INSTRUCTION:
Return the material word for word. Do not include the pictures.

PROVIDED DATA:
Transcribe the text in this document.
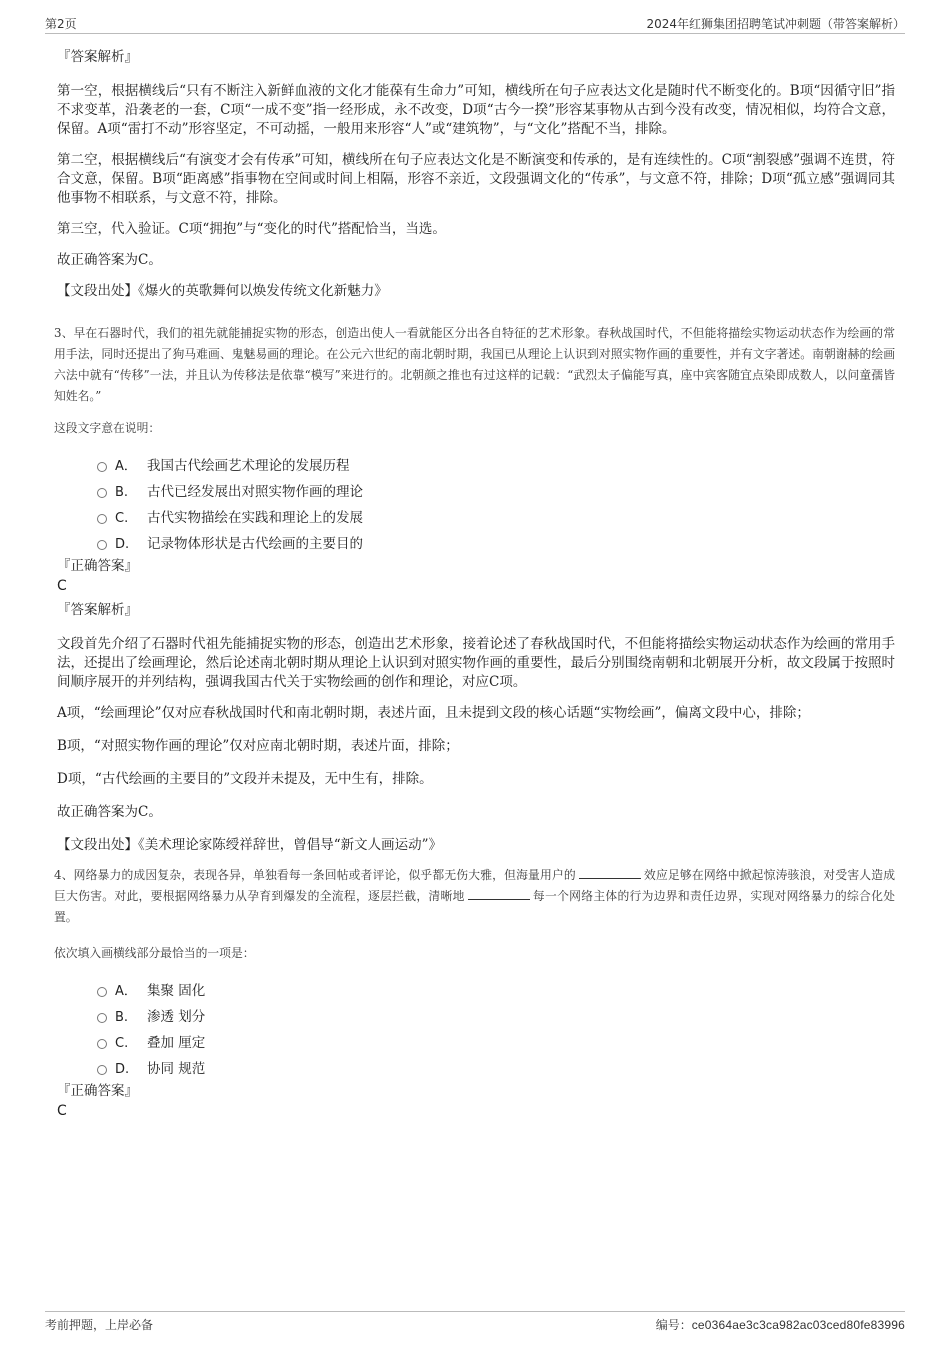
第2页	2024年红狮集团招聘笔试冲刺题（带答案解析）
『答案解析』

第一空，根据横线后“只有不断注入新鲜血液的文化才能葆有生命力”可知，横线所在句子应表达文化是随时代不断变化的。B项“因循守旧”指不求变革，沿袭老的一套，C项“一成不变”指一经形成，永不改变，D项“古今一揆”形容某事物从古到今没有改变，情况相似，均符合文意，保留。A项“雷打不动”形容坚定，不可动摇，一般用来形容“人”或“建筑物”，与“文化”搭配不当，排除。

第二空，根据横线后“有演变才会有传承”可知，横线所在句子应表达文化是不断演变和传承的，是有连续性的。C项“割裂感”强调不连贯，符合文意，保留。B项“距离感”指事物在空间或时间上相隔，形容不亲近，文段强调文化的“传承”，与文意不符，排除；D项“孤立感”强调同其他事物不相联系，与文意不符，排除。

第三空，代入验证。C项“拥抱”与“变化的时代”搭配恰当，当选。

故正确答案为C。

【文段出处】《爆火的英歌舞何以焕发传统文化新魅力》

3、早在石器时代，我们的祖先就能捕捉实物的形态，创造出使人一看就能区分出各自特征的艺术形象。春秋战国时代，不但能将描绘实物运动状态作为绘画的常用手法，同时还提出了狗马难画、鬼魅易画的理论。在公元六世纪的南北朝时期，我国已从理论上认识到对照实物作画的重要性，并有文字著述。南朝谢赫的绘画六法中就有“传移”一法，并且认为传移法是依靠“模写”来进行的。北朝颜之推也有过这样的记载：“武烈太子偏能写真，座中宾客随宜点染即成数人，以问童孺皆知姓名。”

这段文字意在说明：

A． 我国古代绘画艺术理论的发展历程
B. 古代已经发展出对照实物作画的理论
C. 古代实物描绘在实践和理论上的发展
D. 记录物体形状是古代绘画的主要目的
『正确答案』

C

『答案解析』

文段首先介绍了石器时代祖先能捕捉实物的形态，创造出艺术形象，接着论述了春秋战国时代，不但能将描绘实物运动状态作为绘画的常用手法，还提出了绘画理论，然后论述南北朝时期从理论上认识到对照实物作画的重要性，最后分别围绕南朝和北朝展开分析，故文段属于按照时间顺序展开的并列结构，强调我国古代关于实物绘画的创作和理论，对应C项。

A项，“绘画理论”仅对应春秋战国时代和南北朝时期，表述片面，且未提到文段的核心话题“实物绘画”，偏离文段中心，排除；

B项，“对照实物作画的理论”仅对应南北朝时期，表述片面，排除；

D项，“古代绘画的主要目的”文段并未提及，无中生有，排除。

故正确答案为C。

【文段出处】《美术理论家陈绶祥辞世，曾倡导“新文人画运动”》

4、网络暴力的成因复杂，表现各异，单独看每一条回帖或者评论，似乎都无伤大雅，但海量用户的	效应足够在网络中掀起惊涛骇浪，对受害人造成巨大伤害。对此，要根据网络暴力从孕育到爆发的全流程，逐层拦截，清晰地	每一个网络主体的行为边界和责任边界，实现对网络暴力的综合化处置。

依次填入画横线部分最恰当的一项是：

A． 集聚 固化
B. 渗透 划分
C. 叠加 厘定
D. 协同 规范
『正确答案』

C

考前押题，上岸必备	编号：ce0364ae3c3ca982ac03ced80fe83996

FULL RESPONSE:
Transcribe the text in this document.
第2页	2024年红狮集团招聘笔试冲刺题（带答案解析）
『答案解析』

第一空，根据横线后“只有不断注入新鲜血液的文化才能葆有生命力”可知，横线所在句子应表达文化是随时代不断变化的。B项“因循守旧”指不求变革，沿袭老的一套，C项“一成不变”指一经形成，永不改变，D项“古今一揆”形容某事物从古到今没有改变，情况相似，均符合文意，保留。A项“雷打不动”形容坚定，不可动摇，一般用来形容“人”或“建筑物”，与“文化”搭配不当，排除。

第二空，根据横线后“有演变才会有传承”可知，横线所在句子应表达文化是不断演变和传承的，是有连续性的。C项“割裂感”强调不连贯，符合文意，保留。B项“距离感”指事物在空间或时间上相隔，形容不亲近，文段强调文化的“传承”，与文意不符，排除；D项“孤立感”强调同其他事物不相联系，与文意不符，排除。

第三空，代入验证。C项“拥抱”与“变化的时代”搭配恰当，当选。

故正确答案为C。

【文段出处】《爆火的英歌舞何以焕发传统文化新魅力》

3、早在石器时代，我们的祖先就能捕捉实物的形态，创造出使人一看就能区分出各自特征的艺术形象。春秋战国时代，不但能将描绘实物运动状态作为绘画的常用手法，同时还提出了狗马难画、鬼魅易画的理论。在公元六世纪的南北朝时期，我国已从理论上认识到对照实物作画的重要性，并有文字著述。南朝谢赫的绘画六法中就有“传移”一法，并且认为传移法是依靠“模写”来进行的。北朝颜之推也有过这样的记载：“武烈太子偏能写真，座中宾客随宜点染即成数人，以问童孺皆知姓名。”

这段文字意在说明：

A． 我国古代绘画艺术理论的发展历程
B. 古代已经发展出对照实物作画的理论
C. 古代实物描绘在实践和理论上的发展
D. 记录物体形状是古代绘画的主要目的
『正确答案』

C

『答案解析』

文段首先介绍了石器时代祖先能捕捉实物的形态，创造出艺术形象，接着论述了春秋战国时代，不但能将描绘实物运动状态作为绘画的常用手法，还提出了绘画理论，然后论述南北朝时期从理论上认识到对照实物作画的重要性，最后分别围绕南朝和北朝展开分析，故文段属于按照时间顺序展开的并列结构，强调我国古代关于实物绘画的创作和理论，对应C项。

A项，“绘画理论”仅对应春秋战国时代和南北朝时期，表述片面，且未提到文段的核心话题“实物绘画”，偏离文段中心，排除；

B项，“对照实物作画的理论”仅对应南北朝时期，表述片面，排除；

D项，“古代绘画的主要目的”文段并未提及，无中生有，排除。

故正确答案为C。

【文段出处】《美术理论家陈绶祥辞世，曾倡导“新文人画运动”》

4、网络暴力的成因复杂，表现各异，单独看每一条回帖或者评论，似乎都无伤大雅，但海量用户的	效应足够在网络中掀起惊涛骇浪，对受害人造成巨大伤害。对此，要根据网络暴力从孕育到爆发的全流程，逐层拦截，清晰地	每一个网络主体的行为边界和责任边界，实现对网络暴力的综合化处置。

依次填入画横线部分最恰当的一项是：

A． 集聚 固化
B. 渗透 划分
C. 叠加 厘定
D. 协同 规范
『正确答案』

C

考前押题，上岸必备	编号：ce0364ae3c3ca982ac03ced80fe83996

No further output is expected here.